*PROBLEM DESCRIPTION*:
Output all records precisely as written.

*INFORMATION SHOWN*:
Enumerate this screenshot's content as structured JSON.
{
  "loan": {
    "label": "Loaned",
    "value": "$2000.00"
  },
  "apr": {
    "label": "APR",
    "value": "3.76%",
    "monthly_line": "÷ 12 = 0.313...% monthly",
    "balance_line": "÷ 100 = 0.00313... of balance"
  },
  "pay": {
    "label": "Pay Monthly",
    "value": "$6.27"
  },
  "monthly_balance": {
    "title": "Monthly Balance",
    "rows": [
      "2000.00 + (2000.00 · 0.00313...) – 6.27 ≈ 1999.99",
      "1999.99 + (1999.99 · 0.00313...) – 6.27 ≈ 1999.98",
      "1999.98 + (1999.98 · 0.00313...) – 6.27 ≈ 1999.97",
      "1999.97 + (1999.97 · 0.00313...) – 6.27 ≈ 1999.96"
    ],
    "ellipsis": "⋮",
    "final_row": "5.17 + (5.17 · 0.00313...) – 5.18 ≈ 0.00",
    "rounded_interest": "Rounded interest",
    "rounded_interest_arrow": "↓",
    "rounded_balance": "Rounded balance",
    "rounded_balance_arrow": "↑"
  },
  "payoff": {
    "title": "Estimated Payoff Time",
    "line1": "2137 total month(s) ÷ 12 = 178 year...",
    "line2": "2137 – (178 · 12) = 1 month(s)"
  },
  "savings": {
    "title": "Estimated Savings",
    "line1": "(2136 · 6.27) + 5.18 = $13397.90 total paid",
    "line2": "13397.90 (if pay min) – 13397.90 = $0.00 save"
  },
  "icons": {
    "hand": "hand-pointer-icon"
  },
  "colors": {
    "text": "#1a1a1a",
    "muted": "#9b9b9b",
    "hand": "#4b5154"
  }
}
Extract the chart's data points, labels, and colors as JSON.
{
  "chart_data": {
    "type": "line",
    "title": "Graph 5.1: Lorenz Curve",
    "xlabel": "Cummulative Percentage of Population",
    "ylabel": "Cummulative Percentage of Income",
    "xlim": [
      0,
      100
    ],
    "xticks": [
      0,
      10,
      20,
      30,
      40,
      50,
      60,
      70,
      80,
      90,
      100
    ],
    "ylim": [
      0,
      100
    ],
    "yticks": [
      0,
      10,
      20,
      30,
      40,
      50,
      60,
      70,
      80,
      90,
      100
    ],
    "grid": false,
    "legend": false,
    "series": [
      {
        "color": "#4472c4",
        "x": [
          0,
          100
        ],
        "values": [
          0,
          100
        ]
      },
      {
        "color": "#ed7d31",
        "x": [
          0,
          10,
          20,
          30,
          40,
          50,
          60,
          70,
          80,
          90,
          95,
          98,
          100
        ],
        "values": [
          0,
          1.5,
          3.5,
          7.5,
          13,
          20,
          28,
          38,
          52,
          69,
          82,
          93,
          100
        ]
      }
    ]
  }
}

*TASK SOLUTION*:
Enumerate this screenshot's content as structured JSON.
{
  "loan": {
    "label": "Loaned",
    "value": "$2000.00"
  },
  "apr": {
    "label": "APR",
    "value": "3.76%",
    "monthly_line": "÷ 12 = 0.313...% monthly",
    "balance_line": "÷ 100 = 0.00313... of balance"
  },
  "pay": {
    "label": "Pay Monthly",
    "value": "$6.27"
  },
  "monthly_balance": {
    "title": "Monthly Balance",
    "rows": [
      "2000.00 + (2000.00 · 0.00313...) – 6.27 ≈ 1999.99",
      "1999.99 + (1999.99 · 0.00313...) – 6.27 ≈ 1999.98",
      "1999.98 + (1999.98 · 0.00313...) – 6.27 ≈ 1999.97",
      "1999.97 + (1999.97 · 0.00313...) – 6.27 ≈ 1999.96"
    ],
    "ellipsis": "⋮",
    "final_row": "5.17 + (5.17 · 0.00313...) – 5.18 ≈ 0.00",
    "rounded_interest": "Rounded interest",
    "rounded_interest_arrow": "↓",
    "rounded_balance": "Rounded balance",
    "rounded_balance_arrow": "↑"
  },
  "payoff": {
    "title": "Estimated Payoff Time",
    "line1": "2137 total month(s) ÷ 12 = 178 year...",
    "line2": "2137 – (178 · 12) = 1 month(s)"
  },
  "savings": {
    "title": "Estimated Savings",
    "line1": "(2136 · 6.27) + 5.18 = $13397.90 total paid",
    "line2": "13397.90 (if pay min) – 13397.90 = $0.00 save"
  },
  "icons": {
    "hand": "hand-pointer-icon"
  },
  "colors": {
    "text": "#1a1a1a",
    "muted": "#9b9b9b",
    "hand": "#4b5154"
  }
}
Extract the chart's data points, labels, and colors as JSON.
{
  "chart_data": {
    "type": "line",
    "title": "Graph 5.1: Lorenz Curve",
    "xlabel": "Cummulative Percentage of Population",
    "ylabel": "Cummulative Percentage of Income",
    "xlim": [
      0,
      100
    ],
    "xticks": [
      0,
      10,
      20,
      30,
      40,
      50,
      60,
      70,
      80,
      90,
      100
    ],
    "ylim": [
      0,
      100
    ],
    "yticks": [
      0,
      10,
      20,
      30,
      40,
      50,
      60,
      70,
      80,
      90,
      100
    ],
    "grid": false,
    "legend": false,
    "series": [
      {
        "color": "#4472c4",
        "x": [
          0,
          100
        ],
        "values": [
          0,
          100
        ]
      },
      {
        "color": "#ed7d31",
        "x": [
          0,
          10,
          20,
          30,
          40,
          50,
          60,
          70,
          80,
          90,
          95,
          98,
          100
        ],
        "values": [
          0,
          1.5,
          3.5,
          7.5,
          13,
          20,
          28,
          38,
          52,
          69,
          82,
          93,
          100
        ]
      }
    ]
  }
}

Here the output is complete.